# TO DO
Check each line of the records below for the word "Unified" and copy those where it appears.

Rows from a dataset
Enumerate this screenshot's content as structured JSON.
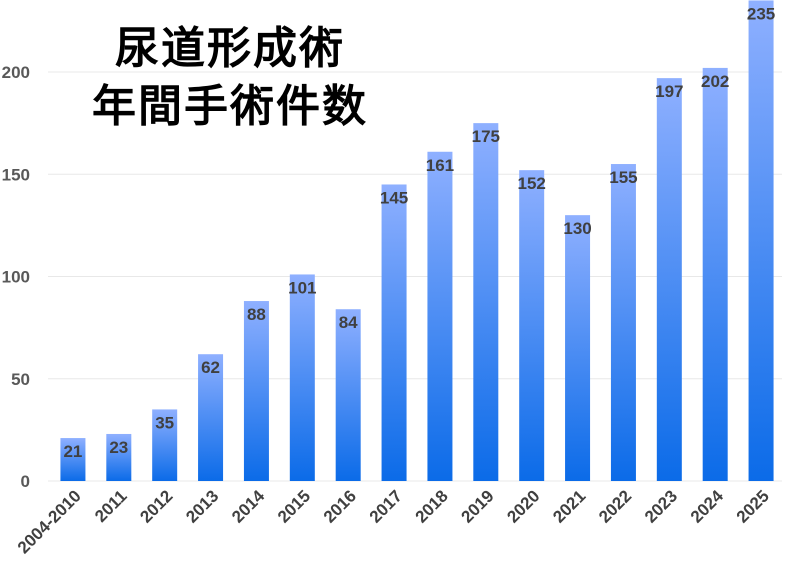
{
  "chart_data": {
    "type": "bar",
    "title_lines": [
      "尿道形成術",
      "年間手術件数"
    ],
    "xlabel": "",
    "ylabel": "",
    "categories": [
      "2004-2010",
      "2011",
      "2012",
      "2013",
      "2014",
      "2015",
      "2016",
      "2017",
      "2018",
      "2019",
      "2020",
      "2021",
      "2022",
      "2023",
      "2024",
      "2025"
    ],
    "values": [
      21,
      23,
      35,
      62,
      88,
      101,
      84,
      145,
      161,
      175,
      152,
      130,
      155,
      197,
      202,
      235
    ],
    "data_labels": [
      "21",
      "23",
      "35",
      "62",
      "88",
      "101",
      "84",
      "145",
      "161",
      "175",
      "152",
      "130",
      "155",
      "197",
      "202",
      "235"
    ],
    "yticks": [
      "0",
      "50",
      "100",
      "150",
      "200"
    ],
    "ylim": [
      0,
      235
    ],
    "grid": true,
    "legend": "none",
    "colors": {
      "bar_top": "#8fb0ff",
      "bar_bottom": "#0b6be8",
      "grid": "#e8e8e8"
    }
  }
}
--
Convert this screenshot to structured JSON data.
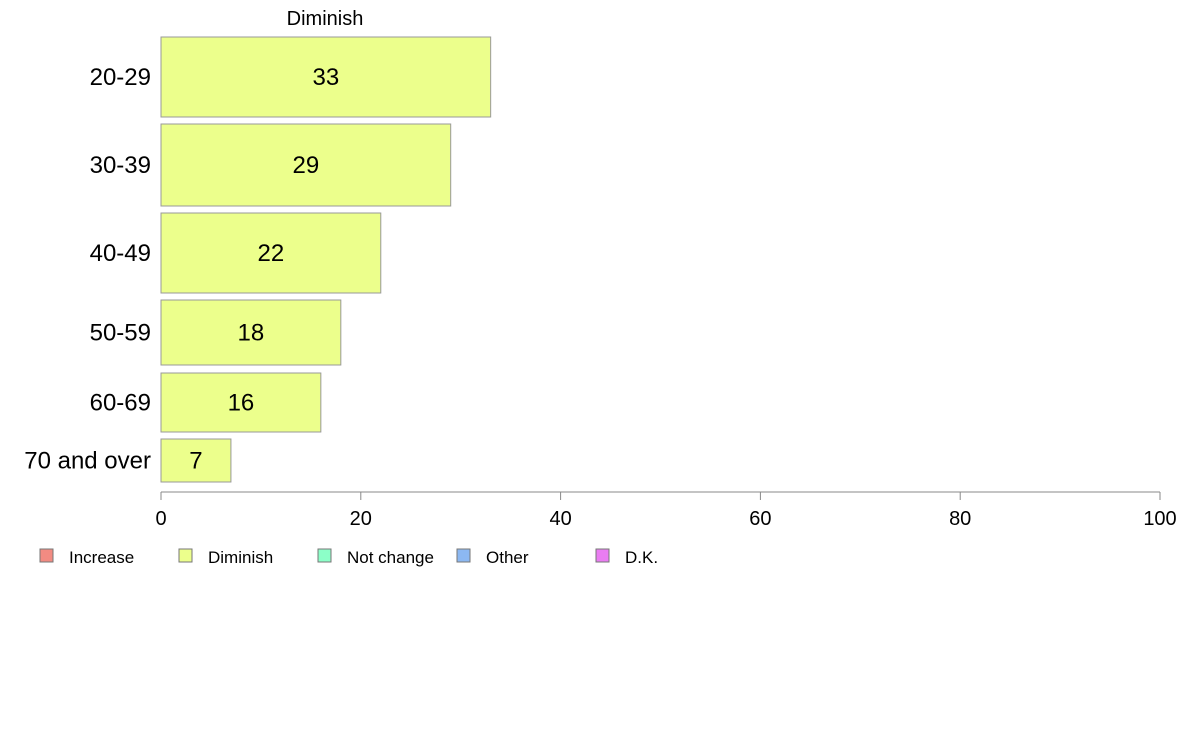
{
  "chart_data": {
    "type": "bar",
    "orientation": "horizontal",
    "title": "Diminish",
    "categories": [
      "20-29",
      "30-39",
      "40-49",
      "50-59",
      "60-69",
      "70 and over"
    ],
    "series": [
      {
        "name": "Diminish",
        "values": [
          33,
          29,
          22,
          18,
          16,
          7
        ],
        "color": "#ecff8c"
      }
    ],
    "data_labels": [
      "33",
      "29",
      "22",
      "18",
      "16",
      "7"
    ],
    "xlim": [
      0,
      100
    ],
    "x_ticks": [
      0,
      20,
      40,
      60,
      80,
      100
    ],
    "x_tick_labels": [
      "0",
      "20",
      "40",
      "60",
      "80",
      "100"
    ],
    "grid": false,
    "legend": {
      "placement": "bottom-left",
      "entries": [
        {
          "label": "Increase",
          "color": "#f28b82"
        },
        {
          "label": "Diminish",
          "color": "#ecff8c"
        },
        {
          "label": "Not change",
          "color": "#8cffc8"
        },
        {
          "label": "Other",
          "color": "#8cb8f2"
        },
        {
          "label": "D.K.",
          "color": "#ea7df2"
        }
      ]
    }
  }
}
--
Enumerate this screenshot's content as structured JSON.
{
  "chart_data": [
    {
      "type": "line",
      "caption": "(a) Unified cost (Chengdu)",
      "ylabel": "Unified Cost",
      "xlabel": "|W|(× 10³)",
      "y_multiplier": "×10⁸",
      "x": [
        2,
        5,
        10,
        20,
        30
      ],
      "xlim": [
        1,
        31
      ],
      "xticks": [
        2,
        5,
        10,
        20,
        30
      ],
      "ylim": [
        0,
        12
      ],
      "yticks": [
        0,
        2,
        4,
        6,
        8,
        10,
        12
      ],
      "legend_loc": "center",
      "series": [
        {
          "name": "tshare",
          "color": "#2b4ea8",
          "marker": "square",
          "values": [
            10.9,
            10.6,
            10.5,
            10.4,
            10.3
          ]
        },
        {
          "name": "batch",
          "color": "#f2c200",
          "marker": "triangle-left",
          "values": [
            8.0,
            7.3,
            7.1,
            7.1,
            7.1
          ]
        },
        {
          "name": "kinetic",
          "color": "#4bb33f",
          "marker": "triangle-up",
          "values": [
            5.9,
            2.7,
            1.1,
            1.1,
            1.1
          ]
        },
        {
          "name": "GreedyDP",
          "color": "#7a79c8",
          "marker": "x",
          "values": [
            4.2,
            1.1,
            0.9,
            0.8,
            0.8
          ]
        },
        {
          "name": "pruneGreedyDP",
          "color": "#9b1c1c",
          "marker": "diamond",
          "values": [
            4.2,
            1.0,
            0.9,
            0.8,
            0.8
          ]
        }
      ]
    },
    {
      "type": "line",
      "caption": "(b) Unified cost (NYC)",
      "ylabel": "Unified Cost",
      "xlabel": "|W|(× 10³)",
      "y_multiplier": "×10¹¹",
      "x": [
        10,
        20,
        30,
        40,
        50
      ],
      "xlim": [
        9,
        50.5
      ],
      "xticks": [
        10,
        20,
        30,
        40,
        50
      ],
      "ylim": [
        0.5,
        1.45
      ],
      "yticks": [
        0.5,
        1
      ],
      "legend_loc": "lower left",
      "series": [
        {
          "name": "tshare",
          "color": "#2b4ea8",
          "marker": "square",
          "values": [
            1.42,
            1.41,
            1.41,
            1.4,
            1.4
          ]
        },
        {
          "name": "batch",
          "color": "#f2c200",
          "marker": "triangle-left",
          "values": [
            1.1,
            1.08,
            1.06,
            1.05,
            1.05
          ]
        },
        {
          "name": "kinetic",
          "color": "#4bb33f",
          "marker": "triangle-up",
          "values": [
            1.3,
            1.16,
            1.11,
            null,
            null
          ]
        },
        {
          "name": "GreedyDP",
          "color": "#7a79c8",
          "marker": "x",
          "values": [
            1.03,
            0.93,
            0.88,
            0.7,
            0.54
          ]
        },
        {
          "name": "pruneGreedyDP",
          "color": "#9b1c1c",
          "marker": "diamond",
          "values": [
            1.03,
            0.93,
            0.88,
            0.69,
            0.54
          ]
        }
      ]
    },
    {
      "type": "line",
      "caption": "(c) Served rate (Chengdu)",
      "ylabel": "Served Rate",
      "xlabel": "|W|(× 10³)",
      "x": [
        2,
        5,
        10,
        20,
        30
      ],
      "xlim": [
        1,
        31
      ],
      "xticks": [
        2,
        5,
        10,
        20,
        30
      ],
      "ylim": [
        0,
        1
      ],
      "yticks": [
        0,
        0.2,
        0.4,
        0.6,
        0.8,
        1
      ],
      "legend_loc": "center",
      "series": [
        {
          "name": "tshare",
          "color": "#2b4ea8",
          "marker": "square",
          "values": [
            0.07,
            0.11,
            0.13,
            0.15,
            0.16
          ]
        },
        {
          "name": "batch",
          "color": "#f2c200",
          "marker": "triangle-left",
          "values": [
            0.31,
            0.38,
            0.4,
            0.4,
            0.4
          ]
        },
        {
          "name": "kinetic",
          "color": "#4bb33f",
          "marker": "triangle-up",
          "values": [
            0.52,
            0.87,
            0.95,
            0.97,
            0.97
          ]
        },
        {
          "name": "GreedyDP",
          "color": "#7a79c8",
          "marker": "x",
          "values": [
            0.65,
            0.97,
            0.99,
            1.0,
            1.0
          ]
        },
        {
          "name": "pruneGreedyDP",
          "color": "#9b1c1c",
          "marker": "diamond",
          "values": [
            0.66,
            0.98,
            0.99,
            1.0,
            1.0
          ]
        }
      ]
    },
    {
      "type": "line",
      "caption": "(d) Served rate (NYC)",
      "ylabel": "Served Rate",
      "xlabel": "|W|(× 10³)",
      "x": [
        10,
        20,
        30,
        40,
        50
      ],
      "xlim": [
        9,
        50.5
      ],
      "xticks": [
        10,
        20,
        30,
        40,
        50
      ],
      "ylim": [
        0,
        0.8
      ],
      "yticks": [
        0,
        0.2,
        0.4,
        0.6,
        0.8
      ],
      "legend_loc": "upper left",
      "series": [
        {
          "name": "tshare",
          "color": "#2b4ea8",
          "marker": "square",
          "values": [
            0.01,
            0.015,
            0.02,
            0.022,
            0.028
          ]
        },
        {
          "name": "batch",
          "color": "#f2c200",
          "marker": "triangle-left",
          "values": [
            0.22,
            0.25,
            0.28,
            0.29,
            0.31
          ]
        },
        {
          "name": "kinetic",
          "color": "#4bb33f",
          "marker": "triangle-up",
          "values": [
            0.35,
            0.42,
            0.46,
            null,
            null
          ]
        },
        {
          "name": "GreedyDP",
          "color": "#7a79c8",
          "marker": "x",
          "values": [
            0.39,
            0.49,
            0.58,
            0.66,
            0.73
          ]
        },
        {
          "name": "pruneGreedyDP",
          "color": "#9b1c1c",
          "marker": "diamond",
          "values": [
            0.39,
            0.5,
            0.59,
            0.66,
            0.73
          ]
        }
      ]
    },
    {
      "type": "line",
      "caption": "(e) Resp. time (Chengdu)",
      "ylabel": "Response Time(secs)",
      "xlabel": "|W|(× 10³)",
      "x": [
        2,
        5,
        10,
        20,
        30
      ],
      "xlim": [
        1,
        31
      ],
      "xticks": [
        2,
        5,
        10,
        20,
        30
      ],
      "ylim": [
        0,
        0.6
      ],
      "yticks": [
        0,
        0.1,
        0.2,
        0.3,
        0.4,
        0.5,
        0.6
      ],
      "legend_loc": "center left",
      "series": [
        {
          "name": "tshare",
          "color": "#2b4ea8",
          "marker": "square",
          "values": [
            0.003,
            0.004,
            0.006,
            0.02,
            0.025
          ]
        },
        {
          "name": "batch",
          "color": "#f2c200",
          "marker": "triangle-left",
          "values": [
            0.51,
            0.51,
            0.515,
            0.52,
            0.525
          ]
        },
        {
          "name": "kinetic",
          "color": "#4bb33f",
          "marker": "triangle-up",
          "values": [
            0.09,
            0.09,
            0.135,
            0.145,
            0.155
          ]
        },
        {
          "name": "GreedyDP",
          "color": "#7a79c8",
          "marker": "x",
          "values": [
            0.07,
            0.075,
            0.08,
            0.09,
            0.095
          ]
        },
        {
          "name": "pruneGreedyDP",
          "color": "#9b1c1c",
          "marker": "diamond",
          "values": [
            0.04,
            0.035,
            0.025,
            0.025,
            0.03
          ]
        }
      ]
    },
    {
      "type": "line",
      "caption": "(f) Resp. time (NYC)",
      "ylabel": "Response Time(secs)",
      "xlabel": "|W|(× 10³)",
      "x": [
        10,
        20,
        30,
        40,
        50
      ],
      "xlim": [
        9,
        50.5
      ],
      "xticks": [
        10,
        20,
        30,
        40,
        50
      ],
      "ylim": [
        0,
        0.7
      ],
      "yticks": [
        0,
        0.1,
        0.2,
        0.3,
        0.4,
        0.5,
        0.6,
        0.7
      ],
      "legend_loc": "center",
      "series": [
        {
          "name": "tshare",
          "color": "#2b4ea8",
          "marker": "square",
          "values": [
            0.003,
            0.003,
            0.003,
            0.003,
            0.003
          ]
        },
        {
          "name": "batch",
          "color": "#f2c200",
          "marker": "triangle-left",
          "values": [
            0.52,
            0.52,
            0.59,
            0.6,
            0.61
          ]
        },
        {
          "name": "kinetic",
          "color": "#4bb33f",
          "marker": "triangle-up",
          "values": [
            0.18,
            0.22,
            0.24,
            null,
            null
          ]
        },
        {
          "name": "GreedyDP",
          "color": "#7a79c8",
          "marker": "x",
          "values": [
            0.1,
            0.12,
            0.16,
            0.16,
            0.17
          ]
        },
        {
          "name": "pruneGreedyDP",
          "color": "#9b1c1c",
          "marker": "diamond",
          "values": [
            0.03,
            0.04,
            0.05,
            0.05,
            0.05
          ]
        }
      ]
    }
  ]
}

# IN RESPONSE
      "caption": "(a) Unified cost (Chengdu)",
      "ylabel": "Unified Cost",
      "caption": "(b) Unified cost (NYC)",
      "ylabel": "Unified Cost",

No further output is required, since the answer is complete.